— start Dataset rows —

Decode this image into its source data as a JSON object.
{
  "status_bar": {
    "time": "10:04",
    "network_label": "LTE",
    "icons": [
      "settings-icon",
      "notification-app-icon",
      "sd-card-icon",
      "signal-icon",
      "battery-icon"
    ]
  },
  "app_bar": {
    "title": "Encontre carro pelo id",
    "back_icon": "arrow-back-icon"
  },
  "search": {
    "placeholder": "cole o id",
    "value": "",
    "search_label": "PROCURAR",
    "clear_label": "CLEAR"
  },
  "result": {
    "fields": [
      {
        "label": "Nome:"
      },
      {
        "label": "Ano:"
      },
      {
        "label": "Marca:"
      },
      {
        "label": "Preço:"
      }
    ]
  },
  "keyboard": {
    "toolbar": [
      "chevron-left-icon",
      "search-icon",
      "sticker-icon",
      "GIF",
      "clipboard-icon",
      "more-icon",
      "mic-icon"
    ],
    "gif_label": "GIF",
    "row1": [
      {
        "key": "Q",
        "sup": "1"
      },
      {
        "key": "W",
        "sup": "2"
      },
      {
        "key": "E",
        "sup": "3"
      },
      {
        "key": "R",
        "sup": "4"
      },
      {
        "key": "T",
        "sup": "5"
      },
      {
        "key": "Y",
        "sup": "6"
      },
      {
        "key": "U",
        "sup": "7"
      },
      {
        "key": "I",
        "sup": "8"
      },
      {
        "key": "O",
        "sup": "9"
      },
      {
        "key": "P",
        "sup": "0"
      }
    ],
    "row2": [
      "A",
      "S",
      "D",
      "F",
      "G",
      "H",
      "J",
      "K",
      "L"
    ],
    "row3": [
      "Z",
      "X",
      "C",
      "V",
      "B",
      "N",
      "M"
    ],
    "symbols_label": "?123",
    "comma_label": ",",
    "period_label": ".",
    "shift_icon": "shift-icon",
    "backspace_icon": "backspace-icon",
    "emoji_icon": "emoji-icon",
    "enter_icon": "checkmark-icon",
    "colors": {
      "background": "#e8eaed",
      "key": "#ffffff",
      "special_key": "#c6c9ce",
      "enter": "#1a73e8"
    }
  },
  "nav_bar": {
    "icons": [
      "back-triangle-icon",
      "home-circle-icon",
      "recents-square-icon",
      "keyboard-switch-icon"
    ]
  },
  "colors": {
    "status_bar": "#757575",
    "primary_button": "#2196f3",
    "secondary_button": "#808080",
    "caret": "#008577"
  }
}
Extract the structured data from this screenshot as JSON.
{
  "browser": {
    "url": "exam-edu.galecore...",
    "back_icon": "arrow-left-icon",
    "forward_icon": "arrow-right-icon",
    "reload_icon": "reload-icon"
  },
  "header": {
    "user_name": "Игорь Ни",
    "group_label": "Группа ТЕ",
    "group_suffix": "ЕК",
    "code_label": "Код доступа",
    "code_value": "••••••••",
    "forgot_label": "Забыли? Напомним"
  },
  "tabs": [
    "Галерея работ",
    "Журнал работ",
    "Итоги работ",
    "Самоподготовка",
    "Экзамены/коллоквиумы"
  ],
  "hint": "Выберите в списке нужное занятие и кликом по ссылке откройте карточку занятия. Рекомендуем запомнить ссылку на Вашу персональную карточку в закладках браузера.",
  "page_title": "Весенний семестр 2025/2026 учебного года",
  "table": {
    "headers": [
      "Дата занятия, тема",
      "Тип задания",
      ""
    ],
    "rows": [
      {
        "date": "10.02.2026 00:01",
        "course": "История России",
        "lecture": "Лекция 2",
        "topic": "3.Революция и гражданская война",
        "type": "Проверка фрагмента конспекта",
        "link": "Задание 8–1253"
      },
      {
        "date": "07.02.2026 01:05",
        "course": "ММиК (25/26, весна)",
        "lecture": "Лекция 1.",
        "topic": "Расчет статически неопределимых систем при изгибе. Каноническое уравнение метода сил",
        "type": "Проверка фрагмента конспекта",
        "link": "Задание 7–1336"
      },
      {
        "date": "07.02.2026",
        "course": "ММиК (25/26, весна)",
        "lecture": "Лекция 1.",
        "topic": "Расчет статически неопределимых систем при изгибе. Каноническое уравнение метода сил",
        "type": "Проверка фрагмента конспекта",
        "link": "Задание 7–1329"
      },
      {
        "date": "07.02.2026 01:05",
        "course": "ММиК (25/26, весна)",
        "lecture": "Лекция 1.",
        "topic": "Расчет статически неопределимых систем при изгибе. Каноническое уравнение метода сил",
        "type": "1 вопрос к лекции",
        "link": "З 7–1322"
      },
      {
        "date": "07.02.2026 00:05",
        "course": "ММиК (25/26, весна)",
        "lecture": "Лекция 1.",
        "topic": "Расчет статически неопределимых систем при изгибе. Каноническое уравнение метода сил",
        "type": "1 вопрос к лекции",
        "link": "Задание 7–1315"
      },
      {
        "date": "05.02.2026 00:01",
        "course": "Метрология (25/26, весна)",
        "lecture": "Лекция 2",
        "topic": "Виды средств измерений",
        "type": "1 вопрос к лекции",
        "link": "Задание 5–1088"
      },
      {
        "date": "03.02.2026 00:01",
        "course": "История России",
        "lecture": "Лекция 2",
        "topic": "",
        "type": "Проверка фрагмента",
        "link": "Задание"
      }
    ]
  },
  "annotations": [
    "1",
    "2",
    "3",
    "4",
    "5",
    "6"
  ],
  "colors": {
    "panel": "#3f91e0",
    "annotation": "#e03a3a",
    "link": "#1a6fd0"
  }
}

— end Dataset rows —

**Stated task:** Point out every line holding the string "занятия" and copy it.

**Solution to this exercise:**
  "hint": "Выберите в списке нужное занятие и кликом по ссылке откройте карточку занятия. Рекомендуем запомнить ссылку на Вашу персональную карточку в закладках браузера.",
      "Дата занятия, тема",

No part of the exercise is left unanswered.